Stated goal:
State how many lines of the records contain the string "działalności". Give the number alone.

Recorded information:
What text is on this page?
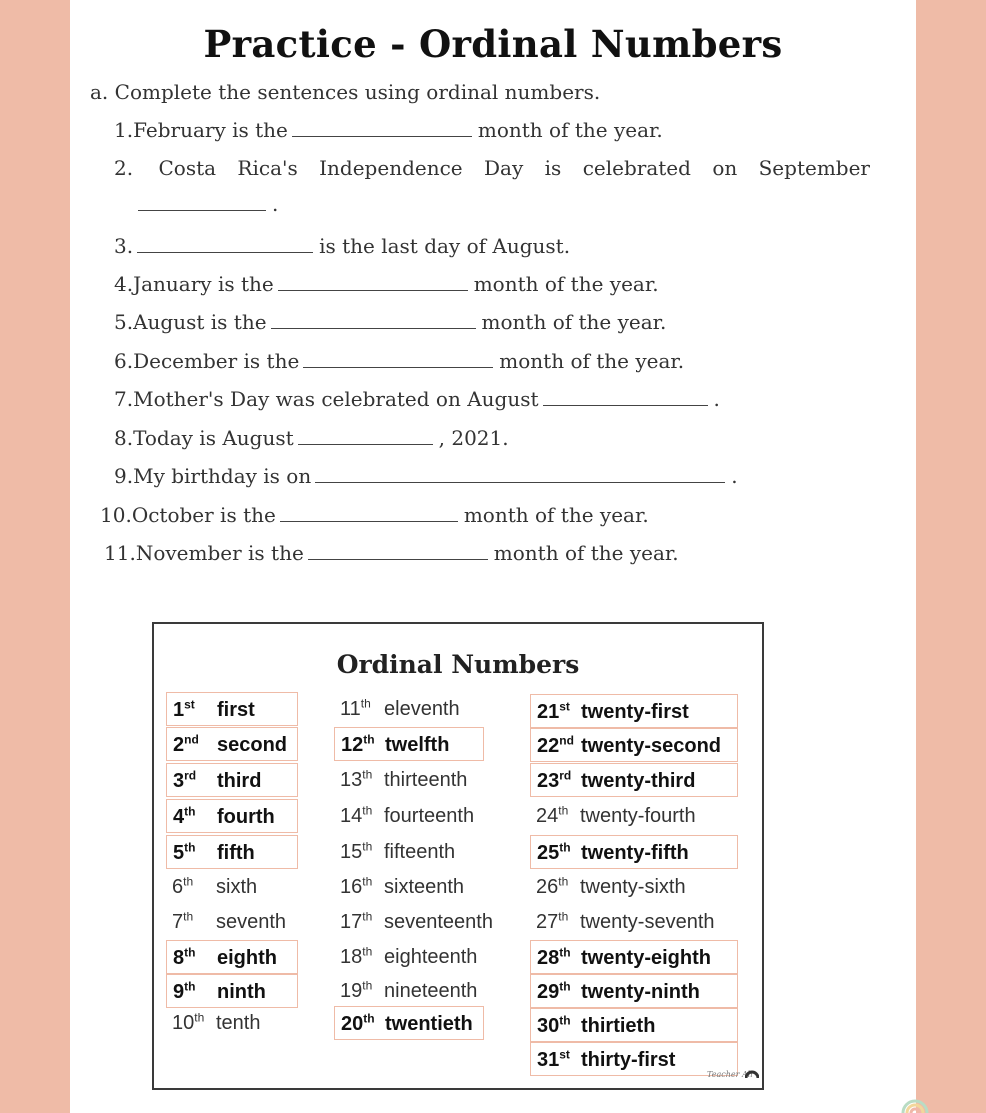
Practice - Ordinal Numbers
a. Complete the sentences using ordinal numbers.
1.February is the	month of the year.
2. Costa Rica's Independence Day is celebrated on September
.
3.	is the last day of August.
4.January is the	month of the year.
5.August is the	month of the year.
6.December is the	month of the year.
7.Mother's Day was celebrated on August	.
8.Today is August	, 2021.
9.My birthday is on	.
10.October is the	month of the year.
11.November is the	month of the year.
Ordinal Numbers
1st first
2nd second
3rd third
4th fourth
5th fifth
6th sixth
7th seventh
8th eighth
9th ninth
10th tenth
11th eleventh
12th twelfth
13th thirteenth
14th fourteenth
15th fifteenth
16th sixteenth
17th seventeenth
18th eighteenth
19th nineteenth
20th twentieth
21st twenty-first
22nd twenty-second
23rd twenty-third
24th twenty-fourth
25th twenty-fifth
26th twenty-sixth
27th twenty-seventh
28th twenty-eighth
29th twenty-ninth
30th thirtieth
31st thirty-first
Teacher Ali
--
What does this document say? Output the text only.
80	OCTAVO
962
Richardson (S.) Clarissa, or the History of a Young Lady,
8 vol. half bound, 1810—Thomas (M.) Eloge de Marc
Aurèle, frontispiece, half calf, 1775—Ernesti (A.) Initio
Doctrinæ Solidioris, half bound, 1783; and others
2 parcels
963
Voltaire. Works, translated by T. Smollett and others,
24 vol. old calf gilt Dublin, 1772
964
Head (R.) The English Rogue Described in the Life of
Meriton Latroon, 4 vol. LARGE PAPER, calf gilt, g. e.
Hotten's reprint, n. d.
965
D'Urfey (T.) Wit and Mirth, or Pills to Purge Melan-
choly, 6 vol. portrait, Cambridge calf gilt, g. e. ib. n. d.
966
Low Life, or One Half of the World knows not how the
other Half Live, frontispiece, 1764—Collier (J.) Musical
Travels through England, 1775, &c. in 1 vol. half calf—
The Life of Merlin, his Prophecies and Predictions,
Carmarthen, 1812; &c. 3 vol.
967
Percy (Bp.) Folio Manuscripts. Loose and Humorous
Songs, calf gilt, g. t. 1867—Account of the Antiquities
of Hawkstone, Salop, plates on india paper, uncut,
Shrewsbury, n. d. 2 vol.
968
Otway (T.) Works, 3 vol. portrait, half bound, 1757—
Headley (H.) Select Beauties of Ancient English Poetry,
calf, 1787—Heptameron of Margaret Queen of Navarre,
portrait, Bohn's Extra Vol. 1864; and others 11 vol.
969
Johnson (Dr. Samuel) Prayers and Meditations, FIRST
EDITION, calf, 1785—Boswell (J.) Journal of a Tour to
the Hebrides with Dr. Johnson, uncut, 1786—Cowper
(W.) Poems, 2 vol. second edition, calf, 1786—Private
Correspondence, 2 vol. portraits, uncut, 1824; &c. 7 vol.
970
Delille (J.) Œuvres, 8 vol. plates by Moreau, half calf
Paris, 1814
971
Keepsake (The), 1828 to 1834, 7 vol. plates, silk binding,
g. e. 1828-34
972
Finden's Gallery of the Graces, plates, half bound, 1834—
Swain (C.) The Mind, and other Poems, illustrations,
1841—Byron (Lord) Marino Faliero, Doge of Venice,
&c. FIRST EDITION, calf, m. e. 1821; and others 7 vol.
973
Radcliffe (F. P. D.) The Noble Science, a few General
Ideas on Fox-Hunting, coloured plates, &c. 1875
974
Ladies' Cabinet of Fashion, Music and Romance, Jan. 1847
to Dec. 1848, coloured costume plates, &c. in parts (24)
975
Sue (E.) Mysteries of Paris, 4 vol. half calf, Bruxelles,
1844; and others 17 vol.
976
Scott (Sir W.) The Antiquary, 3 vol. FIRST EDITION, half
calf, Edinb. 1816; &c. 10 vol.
==
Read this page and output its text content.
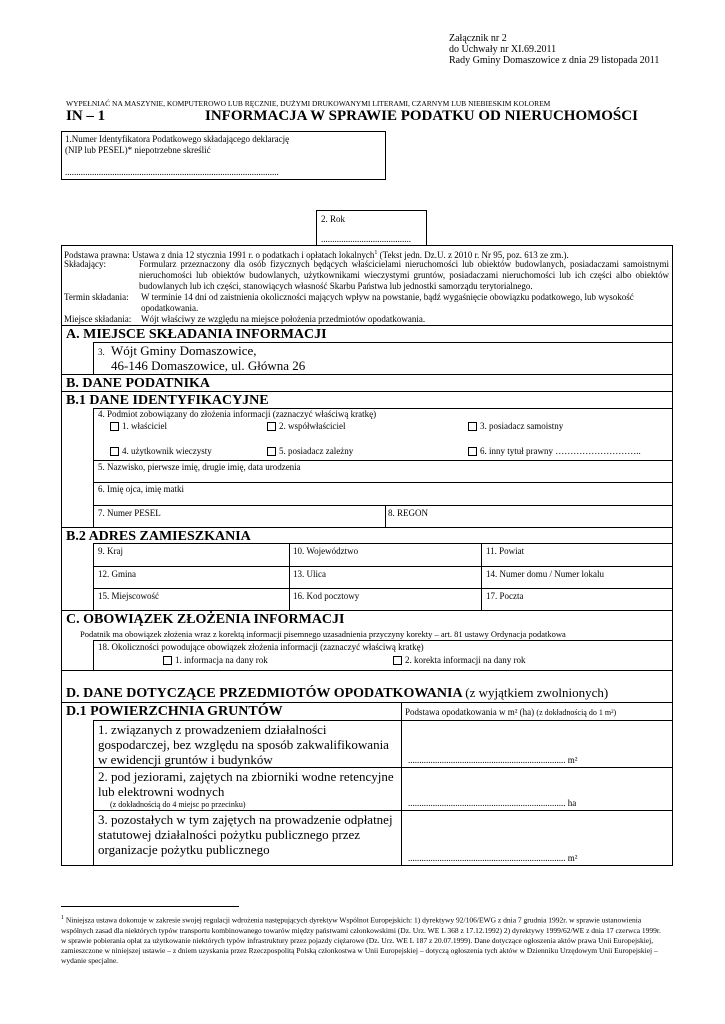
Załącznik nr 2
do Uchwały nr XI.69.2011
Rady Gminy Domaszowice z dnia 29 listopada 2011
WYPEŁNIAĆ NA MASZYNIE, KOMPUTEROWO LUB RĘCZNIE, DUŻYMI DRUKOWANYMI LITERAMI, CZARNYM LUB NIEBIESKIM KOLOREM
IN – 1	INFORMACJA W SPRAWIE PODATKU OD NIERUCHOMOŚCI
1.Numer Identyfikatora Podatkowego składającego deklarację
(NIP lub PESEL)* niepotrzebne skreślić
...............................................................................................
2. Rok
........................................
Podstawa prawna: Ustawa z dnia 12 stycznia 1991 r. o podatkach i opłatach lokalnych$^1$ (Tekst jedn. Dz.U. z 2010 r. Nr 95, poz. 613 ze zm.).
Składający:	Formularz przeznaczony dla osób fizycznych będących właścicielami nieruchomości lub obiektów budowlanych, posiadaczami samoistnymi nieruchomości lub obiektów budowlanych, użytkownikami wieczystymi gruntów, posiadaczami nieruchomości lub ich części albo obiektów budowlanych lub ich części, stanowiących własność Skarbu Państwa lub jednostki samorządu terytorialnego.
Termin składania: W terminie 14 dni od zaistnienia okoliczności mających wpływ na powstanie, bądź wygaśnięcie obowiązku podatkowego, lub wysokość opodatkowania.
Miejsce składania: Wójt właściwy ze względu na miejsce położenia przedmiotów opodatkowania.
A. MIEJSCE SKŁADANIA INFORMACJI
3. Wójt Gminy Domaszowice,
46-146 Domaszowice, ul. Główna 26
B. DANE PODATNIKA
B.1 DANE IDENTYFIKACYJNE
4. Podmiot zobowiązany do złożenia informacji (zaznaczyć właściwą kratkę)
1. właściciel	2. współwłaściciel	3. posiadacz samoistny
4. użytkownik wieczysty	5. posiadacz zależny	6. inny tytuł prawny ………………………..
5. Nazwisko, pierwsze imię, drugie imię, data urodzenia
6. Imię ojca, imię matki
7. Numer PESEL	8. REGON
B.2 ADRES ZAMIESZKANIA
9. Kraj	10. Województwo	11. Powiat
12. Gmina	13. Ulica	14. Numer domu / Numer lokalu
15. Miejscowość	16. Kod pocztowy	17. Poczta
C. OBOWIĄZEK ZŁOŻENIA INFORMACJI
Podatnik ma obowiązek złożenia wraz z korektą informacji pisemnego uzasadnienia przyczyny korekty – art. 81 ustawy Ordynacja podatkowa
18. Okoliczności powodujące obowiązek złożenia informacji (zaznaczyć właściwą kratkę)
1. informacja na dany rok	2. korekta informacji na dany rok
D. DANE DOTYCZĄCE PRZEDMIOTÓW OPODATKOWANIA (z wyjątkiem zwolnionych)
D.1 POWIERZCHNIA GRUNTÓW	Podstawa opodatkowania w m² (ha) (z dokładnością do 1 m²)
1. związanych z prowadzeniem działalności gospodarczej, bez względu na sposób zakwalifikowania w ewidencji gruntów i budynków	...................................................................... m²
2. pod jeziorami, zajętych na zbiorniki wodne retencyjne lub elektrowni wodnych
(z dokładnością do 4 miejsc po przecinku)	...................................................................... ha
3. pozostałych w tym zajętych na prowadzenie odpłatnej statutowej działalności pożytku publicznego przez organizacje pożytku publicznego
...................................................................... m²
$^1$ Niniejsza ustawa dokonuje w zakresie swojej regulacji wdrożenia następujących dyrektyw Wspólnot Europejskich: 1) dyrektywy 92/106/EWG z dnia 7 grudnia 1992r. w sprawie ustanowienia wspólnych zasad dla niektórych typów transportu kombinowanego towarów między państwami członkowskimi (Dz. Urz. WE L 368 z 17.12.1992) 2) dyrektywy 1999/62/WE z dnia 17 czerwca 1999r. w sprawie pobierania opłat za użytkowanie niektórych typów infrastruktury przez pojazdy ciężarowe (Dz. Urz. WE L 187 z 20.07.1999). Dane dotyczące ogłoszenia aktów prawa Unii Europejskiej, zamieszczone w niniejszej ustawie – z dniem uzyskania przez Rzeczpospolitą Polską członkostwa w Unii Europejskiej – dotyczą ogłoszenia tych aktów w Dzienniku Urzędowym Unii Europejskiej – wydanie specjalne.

Answer in full:
2